▶ Requirement
In the listing that follows, count every line with the word "color" in it and write only the total.

▶ Material for the task

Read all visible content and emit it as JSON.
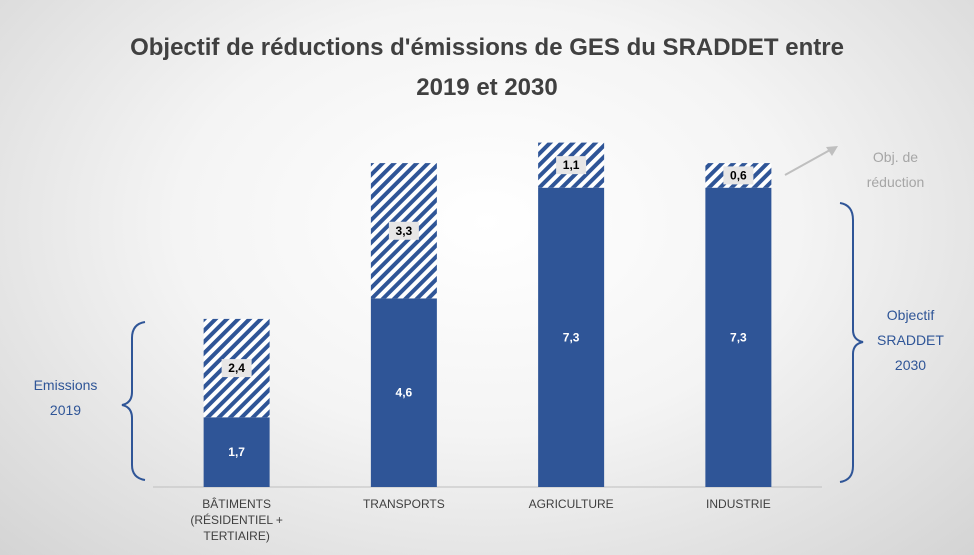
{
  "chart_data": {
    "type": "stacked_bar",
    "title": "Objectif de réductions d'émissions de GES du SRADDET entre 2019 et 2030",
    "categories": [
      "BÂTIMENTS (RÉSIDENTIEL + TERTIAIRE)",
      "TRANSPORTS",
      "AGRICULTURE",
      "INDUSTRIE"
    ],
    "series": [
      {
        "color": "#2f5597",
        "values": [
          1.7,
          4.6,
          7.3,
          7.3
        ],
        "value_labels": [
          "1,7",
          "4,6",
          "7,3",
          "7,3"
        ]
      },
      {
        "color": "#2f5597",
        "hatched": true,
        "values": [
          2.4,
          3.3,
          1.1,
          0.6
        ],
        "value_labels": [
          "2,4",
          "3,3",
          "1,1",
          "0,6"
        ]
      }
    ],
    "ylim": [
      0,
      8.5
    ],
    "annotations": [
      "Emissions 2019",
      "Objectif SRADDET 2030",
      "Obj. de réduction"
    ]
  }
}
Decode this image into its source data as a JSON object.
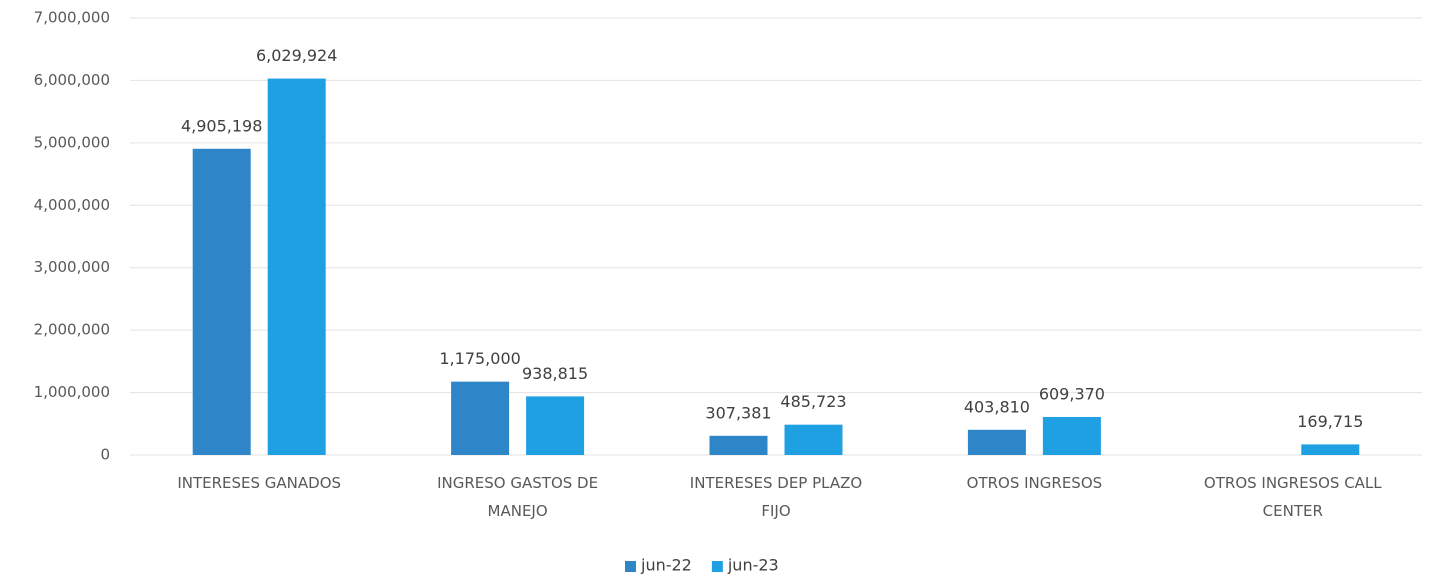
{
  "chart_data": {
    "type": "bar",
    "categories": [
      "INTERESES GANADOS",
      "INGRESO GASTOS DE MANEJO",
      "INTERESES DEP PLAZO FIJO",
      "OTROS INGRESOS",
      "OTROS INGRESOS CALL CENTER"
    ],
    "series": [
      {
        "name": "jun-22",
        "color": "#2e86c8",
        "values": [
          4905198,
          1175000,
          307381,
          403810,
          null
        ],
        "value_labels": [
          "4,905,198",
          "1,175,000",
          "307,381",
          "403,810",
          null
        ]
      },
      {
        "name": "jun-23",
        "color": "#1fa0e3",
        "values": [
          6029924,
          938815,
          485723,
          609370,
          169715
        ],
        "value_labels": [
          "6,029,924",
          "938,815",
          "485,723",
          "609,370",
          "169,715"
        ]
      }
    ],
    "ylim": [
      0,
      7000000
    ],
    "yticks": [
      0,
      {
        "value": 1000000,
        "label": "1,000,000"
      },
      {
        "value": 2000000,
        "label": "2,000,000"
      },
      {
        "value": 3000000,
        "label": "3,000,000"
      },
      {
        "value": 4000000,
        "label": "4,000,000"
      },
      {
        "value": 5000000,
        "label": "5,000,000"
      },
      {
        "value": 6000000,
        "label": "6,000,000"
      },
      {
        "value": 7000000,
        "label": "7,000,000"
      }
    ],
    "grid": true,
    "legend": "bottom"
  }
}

▶ Task result
4